DOCUMENT SEGMENT
......
Brant Moorefield makes paintings that are concerned with the interaction between visual and psychological landscapes. His work is an expression of the meaning that we project onto what we see around us, as well as painting’s transformative ability to reveal what is hidden in a subject. In his work, clusters of objects and places from the natural, urban and domestic worlds are combined and transmuted into new, often personified forms. Some of the pieces are more about memory and imagination than present place, but the method of study remains the same. Moorefield creates paintings that speak about our world and our inner selves in a contemporary way, while remaining freely influenced by the tradition of the practice.
Brant Moorefield received a BFA in sculpture from the University of North Carolina at Greensboro in 1993 and an MFA in painting from SUNY Albany in 1999. His work is in various private and public collections and has been exhibited throughout the United States. He lives in Queens, New York.
With their painterly expression, historical references and filtered palettes, Anna Ortiz’s paintings call into question the successes and failures of representational painting in a digital era. Working with images of recent disasters culled from the internet, her landscapes ask the viewer to pause on the aftermath of a disaster scene. Ortiz reconstructs the aftermath of these disasters through a layered process of building maquettes and painting. Through this process, the impossibility of the image, the compression of information and loss of the definable allow the viewer new entry into an otherwise unknowable space.
......
SUPPLIED INFORMATION
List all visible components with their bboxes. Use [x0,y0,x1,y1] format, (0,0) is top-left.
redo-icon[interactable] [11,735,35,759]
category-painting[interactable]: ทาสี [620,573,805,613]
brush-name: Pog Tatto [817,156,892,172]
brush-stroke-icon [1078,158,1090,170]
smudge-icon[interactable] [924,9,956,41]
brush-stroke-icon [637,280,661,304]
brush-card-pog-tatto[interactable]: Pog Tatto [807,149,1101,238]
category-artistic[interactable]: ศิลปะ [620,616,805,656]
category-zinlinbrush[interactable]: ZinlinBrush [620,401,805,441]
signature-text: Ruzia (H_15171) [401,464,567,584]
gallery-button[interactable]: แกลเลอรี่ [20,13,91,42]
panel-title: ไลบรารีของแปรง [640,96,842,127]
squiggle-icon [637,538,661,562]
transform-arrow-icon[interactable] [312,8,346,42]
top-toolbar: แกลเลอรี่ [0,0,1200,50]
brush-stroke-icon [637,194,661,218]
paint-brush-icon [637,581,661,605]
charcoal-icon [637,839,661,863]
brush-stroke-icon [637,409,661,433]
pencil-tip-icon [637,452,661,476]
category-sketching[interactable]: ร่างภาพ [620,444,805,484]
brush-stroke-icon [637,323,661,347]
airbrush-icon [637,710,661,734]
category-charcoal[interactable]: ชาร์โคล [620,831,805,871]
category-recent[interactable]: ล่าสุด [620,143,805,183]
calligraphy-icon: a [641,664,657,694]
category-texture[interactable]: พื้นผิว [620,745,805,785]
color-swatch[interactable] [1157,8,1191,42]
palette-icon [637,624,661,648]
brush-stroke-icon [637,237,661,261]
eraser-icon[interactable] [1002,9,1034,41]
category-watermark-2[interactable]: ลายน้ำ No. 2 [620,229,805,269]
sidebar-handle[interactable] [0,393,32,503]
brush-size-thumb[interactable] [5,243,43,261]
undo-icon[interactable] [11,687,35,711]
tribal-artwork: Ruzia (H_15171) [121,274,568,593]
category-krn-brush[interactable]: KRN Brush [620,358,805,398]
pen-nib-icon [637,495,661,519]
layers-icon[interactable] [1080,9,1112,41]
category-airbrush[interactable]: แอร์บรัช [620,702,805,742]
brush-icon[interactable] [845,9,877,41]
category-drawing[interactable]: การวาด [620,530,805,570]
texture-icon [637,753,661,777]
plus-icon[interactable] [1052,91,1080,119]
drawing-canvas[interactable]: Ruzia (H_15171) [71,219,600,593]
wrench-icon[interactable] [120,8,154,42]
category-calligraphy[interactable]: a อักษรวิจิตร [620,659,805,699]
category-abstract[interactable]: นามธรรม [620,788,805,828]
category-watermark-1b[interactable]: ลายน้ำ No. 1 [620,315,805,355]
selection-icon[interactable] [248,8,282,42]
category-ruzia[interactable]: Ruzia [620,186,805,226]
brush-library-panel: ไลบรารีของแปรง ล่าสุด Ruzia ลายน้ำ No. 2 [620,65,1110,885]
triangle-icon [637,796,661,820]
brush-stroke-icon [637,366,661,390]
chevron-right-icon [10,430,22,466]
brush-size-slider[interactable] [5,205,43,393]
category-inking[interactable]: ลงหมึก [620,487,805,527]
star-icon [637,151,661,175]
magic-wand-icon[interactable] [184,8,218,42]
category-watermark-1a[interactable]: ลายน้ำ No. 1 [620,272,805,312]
......
SET TASK 1
Reproduce the part of the artist descriptions starting with "Brant Moorefield makes" and going on through "of the practice.".
SET TASK 2
According to the artist descriptions, where did Brant Moorefield get his MFA in painting?
SET TASK 3
Give a two-sentence summary of the artist descriptions.

PROBLEM SOLUTION 1
Brant Moorefield makes paintings that are concerned with the interaction between visual and psychological landscapes. His work is an expression of the meaning that we project onto what we see around us, as well as painting’s transformative ability to reveal what is hidden in a subject. In his work, clusters of objects and places from the natural, urban and domestic worlds are combined and transmuted into new, often personified forms. Some of the pieces are more about memory and imagination than present place, but the method of study remains the same. Moorefield creates paintings that speak about our world and our inner selves in a contemporary way, while remaining freely influenced by the tradition of the practice.

PROBLEM SOLUTION 2
SUNY Albany, in 1999.

PROBLEM SOLUTION 3
Brant Moorefield, a painter living in Queens, New York, combines and transforms objects and places from the natural, urban and domestic worlds into new forms that explore how visual and psychological landscapes interact. Anna Ortiz paints the aftermath of recent disasters, using internet images, maquettes and layered painting to question what representational painting can do in a digital era.